* BEGIN *

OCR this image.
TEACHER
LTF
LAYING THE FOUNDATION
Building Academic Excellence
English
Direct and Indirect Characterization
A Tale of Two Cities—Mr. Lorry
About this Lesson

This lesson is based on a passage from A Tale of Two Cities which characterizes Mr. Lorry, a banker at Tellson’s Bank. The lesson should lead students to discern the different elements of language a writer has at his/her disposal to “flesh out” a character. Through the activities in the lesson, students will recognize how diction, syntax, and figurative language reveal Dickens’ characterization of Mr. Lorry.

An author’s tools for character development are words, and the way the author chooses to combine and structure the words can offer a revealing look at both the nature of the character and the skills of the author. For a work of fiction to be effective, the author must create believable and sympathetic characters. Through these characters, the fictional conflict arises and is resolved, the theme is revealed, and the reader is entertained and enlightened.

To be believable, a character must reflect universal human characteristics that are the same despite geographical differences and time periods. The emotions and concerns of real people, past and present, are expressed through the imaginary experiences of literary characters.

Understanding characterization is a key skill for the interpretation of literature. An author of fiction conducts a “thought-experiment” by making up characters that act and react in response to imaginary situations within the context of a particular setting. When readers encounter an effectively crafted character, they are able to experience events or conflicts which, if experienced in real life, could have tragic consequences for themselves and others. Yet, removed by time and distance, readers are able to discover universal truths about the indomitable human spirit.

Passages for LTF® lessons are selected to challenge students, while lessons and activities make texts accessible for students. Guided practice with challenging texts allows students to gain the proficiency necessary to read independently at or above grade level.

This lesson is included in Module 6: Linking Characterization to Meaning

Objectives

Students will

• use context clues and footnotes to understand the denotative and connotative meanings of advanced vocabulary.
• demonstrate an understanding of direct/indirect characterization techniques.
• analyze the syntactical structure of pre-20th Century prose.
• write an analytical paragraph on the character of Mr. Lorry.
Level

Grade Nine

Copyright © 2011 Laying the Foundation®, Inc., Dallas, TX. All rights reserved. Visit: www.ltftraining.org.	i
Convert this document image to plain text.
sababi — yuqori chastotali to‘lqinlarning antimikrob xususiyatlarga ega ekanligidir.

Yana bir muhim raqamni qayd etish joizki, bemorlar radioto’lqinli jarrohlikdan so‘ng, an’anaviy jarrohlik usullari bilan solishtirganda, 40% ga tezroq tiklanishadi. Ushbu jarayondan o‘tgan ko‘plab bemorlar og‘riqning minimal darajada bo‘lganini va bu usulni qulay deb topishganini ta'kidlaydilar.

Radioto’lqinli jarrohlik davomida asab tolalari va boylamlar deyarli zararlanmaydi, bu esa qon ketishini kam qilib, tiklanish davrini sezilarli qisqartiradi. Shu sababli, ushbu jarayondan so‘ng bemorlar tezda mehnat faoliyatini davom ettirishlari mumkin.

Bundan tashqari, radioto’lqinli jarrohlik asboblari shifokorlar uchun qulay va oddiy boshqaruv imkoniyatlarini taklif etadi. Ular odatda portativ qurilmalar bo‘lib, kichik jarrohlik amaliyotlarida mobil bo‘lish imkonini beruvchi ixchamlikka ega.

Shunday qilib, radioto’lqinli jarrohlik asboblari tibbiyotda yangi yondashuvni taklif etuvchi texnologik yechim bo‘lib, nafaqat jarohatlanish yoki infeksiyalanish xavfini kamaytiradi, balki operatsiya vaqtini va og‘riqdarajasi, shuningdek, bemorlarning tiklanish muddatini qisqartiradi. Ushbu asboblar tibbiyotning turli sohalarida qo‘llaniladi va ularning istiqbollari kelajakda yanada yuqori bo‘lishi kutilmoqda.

* END *

**Task prompt**
Every entry above should be retyped exactly as shown.

**Complete response**
OCR this image.
TEACHER
LTF
LAYING THE FOUNDATION
Building Academic Excellence
English
Direct and Indirect Characterization
A Tale of Two Cities—Mr. Lorry
About this Lesson

This lesson is based on a passage from A Tale of Two Cities which characterizes Mr. Lorry, a banker at Tellson’s Bank. The lesson should lead students to discern the different elements of language a writer has at his/her disposal to “flesh out” a character. Through the activities in the lesson, students will recognize how diction, syntax, and figurative language reveal Dickens’ characterization of Mr. Lorry.

An author’s tools for character development are words, and the way the author chooses to combine and structure the words can offer a revealing look at both the nature of the character and the skills of the author. For a work of fiction to be effective, the author must create believable and sympathetic characters. Through these characters, the fictional conflict arises and is resolved, the theme is revealed, and the reader is entertained and enlightened.

To be believable, a character must reflect universal human characteristics that are the same despite geographical differences and time periods. The emotions and concerns of real people, past and present, are expressed through the imaginary experiences of literary characters.

Understanding characterization is a key skill for the interpretation of literature. An author of fiction conducts a “thought-experiment” by making up characters that act and react in response to imaginary situations within the context of a particular setting. When readers encounter an effectively crafted character, they are able to experience events or conflicts which, if experienced in real life, could have tragic consequences for themselves and others. Yet, removed by time and distance, readers are able to discover universal truths about the indomitable human spirit.

Passages for LTF® lessons are selected to challenge students, while lessons and activities make texts accessible for students. Guided practice with challenging texts allows students to gain the proficiency necessary to read independently at or above grade level.

This lesson is included in Module 6: Linking Characterization to Meaning

Objectives

Students will

• use context clues and footnotes to understand the denotative and connotative meanings of advanced vocabulary.
• demonstrate an understanding of direct/indirect characterization techniques.
• analyze the syntactical structure of pre-20th Century prose.
• write an analytical paragraph on the character of Mr. Lorry.
Level

Grade Nine

Copyright © 2011 Laying the Foundation®, Inc., Dallas, TX. All rights reserved. Visit: www.ltftraining.org.	i
Convert this document image to plain text.
sababi — yuqori chastotali to‘lqinlarning antimikrob xususiyatlarga ega ekanligidir.

Yana bir muhim raqamni qayd etish joizki, bemorlar radioto’lqinli jarrohlikdan so‘ng, an’anaviy jarrohlik usullari bilan solishtirganda, 40% ga tezroq tiklanishadi. Ushbu jarayondan o‘tgan ko‘plab bemorlar og‘riqning minimal darajada bo‘lganini va bu usulni qulay deb topishganini ta'kidlaydilar.

Radioto’lqinli jarrohlik davomida asab tolalari va boylamlar deyarli zararlanmaydi, bu esa qon ketishini kam qilib, tiklanish davrini sezilarli qisqartiradi. Shu sababli, ushbu jarayondan so‘ng bemorlar tezda mehnat faoliyatini davom ettirishlari mumkin.

Bundan tashqari, radioto’lqinli jarrohlik asboblari shifokorlar uchun qulay va oddiy boshqaruv imkoniyatlarini taklif etadi. Ular odatda portativ qurilmalar bo‘lib, kichik jarrohlik amaliyotlarida mobil bo‘lish imkonini beruvchi ixchamlikka ega.

Shunday qilib, radioto’lqinli jarrohlik asboblari tibbiyotda yangi yondashuvni taklif etuvchi texnologik yechim bo‘lib, nafaqat jarohatlanish yoki infeksiyalanish xavfini kamaytiradi, balki operatsiya vaqtini va og‘riqdarajasi, shuningdek, bemorlarning tiklanish muddatini qisqartiradi. Ushbu asboblar tibbiyotning turli sohalarida qo‘llaniladi va ularning istiqbollari kelajakda yanada yuqori bo‘lishi kutilmoqda.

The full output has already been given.